**Passage shown**
********************
Time: O(m + n) — at most m + n moves. Space: O(1).
Walkthrough ​
Trace on the 5x5 matrix above, target = 5:
Start at r=0, c=4: matrix[0][4] = 15.
| step | r | c | matrix[r][c] | compare to 5 | action |
|---|---|---|---|---|---|
| 1 | 0 | 4 | 15 | > 5 | c-- |
| 2 | 0 | 3 | 11 | > 5 | c-- |
| 3 | 0 | 2 | 7 | > 5 | c-- |
| 4 | 0 | 1 | 4 | < 5 | r++ |
| 5 | 1 | 1 | 5 | == | return true |
Answer: true.
Trace on target = 10 (not in the matrix):
| step | r | c | value | action |
|---|---|---|---|---|
| 1 | 0 | 4 | 15 | > → c-- |
| 2 | 0 | 3 | 11 | > → c-- |
| 3 | 0 | 2 | 7 | < → r++ |
| 4 | 1 | 2 | 8 | < → r++ |
| 5 | 2 | 2 | 9 | < → r++ |
| 6 | 3 | 2 | 14 | > → c-- |
| 7 | 3 | 1 | 13 | > → c-- |
| 8 | 3 | 0 | 10 | == |
Wait — 10 is in the matrix. Let me retry with a value clearly absent: target = 20.
********************
(Collected data)
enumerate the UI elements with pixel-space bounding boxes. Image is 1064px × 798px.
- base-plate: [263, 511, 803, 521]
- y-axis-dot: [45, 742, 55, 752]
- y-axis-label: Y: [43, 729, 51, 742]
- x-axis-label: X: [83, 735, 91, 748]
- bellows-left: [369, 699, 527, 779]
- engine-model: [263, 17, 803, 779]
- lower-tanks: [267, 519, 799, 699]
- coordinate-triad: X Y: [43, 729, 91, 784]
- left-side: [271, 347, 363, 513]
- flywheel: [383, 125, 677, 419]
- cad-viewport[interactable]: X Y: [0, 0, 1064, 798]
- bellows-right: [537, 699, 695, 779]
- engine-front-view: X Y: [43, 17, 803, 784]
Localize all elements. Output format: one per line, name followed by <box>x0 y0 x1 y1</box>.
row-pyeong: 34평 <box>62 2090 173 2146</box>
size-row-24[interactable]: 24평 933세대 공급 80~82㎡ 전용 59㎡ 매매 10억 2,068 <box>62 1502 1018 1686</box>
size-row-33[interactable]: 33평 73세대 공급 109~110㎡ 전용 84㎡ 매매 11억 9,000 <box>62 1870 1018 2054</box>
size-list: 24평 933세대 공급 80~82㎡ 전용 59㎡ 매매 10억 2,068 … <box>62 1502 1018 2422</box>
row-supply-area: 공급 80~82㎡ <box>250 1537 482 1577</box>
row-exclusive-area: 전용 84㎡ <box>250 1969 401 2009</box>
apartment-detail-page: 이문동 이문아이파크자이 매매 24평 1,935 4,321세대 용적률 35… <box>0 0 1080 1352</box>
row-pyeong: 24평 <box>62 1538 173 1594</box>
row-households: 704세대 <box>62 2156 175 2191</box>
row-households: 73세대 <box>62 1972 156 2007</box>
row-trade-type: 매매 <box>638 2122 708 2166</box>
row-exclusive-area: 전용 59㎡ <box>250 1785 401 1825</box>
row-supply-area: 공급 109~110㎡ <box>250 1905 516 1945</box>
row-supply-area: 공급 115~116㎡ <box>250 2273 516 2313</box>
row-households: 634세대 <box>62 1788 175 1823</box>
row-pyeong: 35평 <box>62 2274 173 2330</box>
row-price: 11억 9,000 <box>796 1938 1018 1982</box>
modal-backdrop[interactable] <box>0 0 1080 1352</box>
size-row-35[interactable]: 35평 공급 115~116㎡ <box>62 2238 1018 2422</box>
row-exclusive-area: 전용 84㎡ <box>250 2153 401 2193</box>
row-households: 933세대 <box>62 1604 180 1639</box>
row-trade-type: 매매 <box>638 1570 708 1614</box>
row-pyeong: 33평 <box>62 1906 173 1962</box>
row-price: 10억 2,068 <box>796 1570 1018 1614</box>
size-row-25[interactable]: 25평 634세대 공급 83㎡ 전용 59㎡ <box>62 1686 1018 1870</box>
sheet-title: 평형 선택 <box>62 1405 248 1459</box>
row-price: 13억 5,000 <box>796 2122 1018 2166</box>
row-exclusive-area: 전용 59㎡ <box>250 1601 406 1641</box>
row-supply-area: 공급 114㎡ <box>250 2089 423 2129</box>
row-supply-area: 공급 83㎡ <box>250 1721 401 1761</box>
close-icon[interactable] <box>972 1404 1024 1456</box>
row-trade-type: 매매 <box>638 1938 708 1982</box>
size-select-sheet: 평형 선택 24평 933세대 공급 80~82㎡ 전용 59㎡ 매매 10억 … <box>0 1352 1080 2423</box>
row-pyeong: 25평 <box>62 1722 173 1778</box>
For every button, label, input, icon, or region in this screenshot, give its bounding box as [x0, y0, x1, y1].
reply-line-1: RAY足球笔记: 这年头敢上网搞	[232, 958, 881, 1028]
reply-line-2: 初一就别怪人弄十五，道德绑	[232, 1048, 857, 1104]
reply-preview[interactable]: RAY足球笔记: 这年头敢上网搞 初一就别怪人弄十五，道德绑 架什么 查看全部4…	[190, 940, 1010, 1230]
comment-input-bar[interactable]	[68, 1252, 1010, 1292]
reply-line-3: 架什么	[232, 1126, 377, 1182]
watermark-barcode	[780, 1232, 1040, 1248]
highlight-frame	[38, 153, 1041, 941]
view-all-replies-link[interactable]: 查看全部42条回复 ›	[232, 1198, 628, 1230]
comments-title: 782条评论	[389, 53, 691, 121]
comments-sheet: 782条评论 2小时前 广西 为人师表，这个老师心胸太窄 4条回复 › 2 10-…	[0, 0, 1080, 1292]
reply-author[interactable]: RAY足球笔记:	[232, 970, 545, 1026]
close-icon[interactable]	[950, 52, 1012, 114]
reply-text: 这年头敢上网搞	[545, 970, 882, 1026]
********************
**List of tasks**
1. Extract from the matrix search walkthrough the passage starting at "Walkthrough ​" and ending at "Answer: true.".
2. In the matrix search walkthrough, list in order the matrix values that the first trace (target = 5) compares against the target.
3. Answer these questions from the matrix search walkthrough:
(a) What space complexity is given?
(b) At which step does the trace for target = 5 return true?
(c) Which target value is chosen for the retry at the end?
The entries have no role here.

**Answers for this exercise**
1.
Walkthrough ​
Trace on the 5x5 matrix above, target = 5:
Start at r=0, c=4: matrix[0][4] = 15.
| step | r | c | matrix[r][c] | compare to 5 | action |
|---|---|---|---|---|---|
| 1 | 0 | 4 | 15 | > 5 | c-- |
| 2 | 0 | 3 | 11 | > 5 | c-- |
| 3 | 0 | 2 | 7 | > 5 | c-- |
| 4 | 0 | 1 | 4 | < 5 | r++ |
| 5 | 1 | 1 | 5 | == | return true |
Answer: true.

2. 15, 11, 7, 4, 5

3.
(a) O(1)
(b) Step 5
(c) 20